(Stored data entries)
________________

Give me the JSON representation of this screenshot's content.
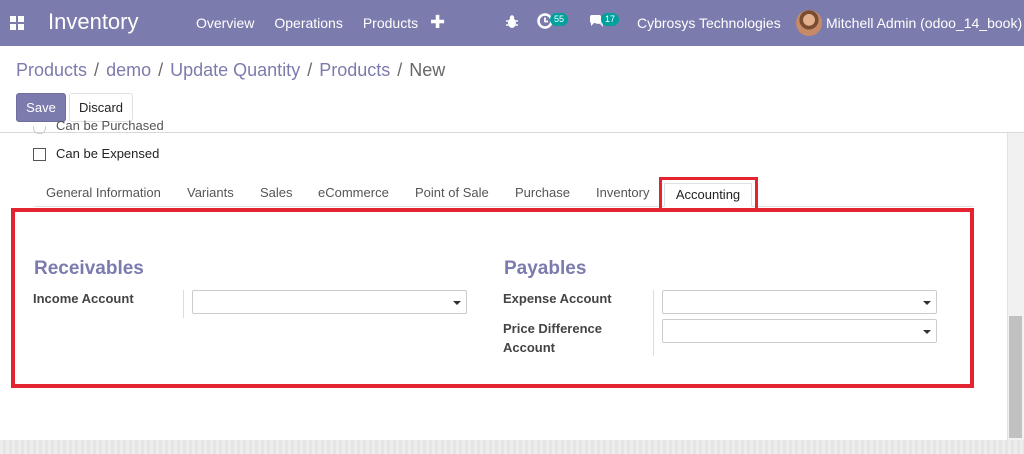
{
  "navbar": {
    "app_title": "Inventory",
    "menu": [
      "Overview",
      "Operations",
      "Products"
    ],
    "plus": "✚",
    "activity_count": "55",
    "chat_count": "17",
    "company": "Cybrosys Technologies",
    "user": "Mitchell Admin (odoo_14_book)"
  },
  "breadcrumb": [
    "Products",
    "demo",
    "Update Quantity",
    "Products",
    "New"
  ],
  "buttons": {
    "save": "Save",
    "discard": "Discard"
  },
  "form": {
    "cut_label": "Can be Purchased",
    "expensed_label": "Can be Expensed"
  },
  "tabs": [
    "General Information",
    "Variants",
    "Sales",
    "eCommerce",
    "Point of Sale",
    "Purchase",
    "Inventory",
    "Accounting"
  ],
  "accounting": {
    "receivables": {
      "title": "Receivables",
      "income_label": "Income Account",
      "income_value": ""
    },
    "payables": {
      "title": "Payables",
      "expense_label": "Expense Account",
      "expense_value": "",
      "price_diff_label_1": "Price Difference",
      "price_diff_label_2": "Account",
      "price_diff_value": ""
    }
  },
  "colors": {
    "brand": "#7c7bad",
    "highlight": "#e3232f",
    "badge": "#00a09d"
  }
}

________________

### Task details
Reproduce the material above verbatim; omit every picture.

### Reply to the exercise
Give me the JSON representation of this screenshot's content.
{
  "navbar": {
    "app_title": "Inventory",
    "menu": [
      "Overview",
      "Operations",
      "Products"
    ],
    "plus": "✚",
    "activity_count": "55",
    "chat_count": "17",
    "company": "Cybrosys Technologies",
    "user": "Mitchell Admin (odoo_14_book)"
  },
  "breadcrumb": [
    "Products",
    "demo",
    "Update Quantity",
    "Products",
    "New"
  ],
  "buttons": {
    "save": "Save",
    "discard": "Discard"
  },
  "form": {
    "cut_label": "Can be Purchased",
    "expensed_label": "Can be Expensed"
  },
  "tabs": [
    "General Information",
    "Variants",
    "Sales",
    "eCommerce",
    "Point of Sale",
    "Purchase",
    "Inventory",
    "Accounting"
  ],
  "accounting": {
    "receivables": {
      "title": "Receivables",
      "income_label": "Income Account",
      "income_value": ""
    },
    "payables": {
      "title": "Payables",
      "expense_label": "Expense Account",
      "expense_value": "",
      "price_diff_label_1": "Price Difference",
      "price_diff_label_2": "Account",
      "price_diff_value": ""
    }
  },
  "colors": {
    "brand": "#7c7bad",
    "highlight": "#e3232f",
    "badge": "#00a09d"
  }
}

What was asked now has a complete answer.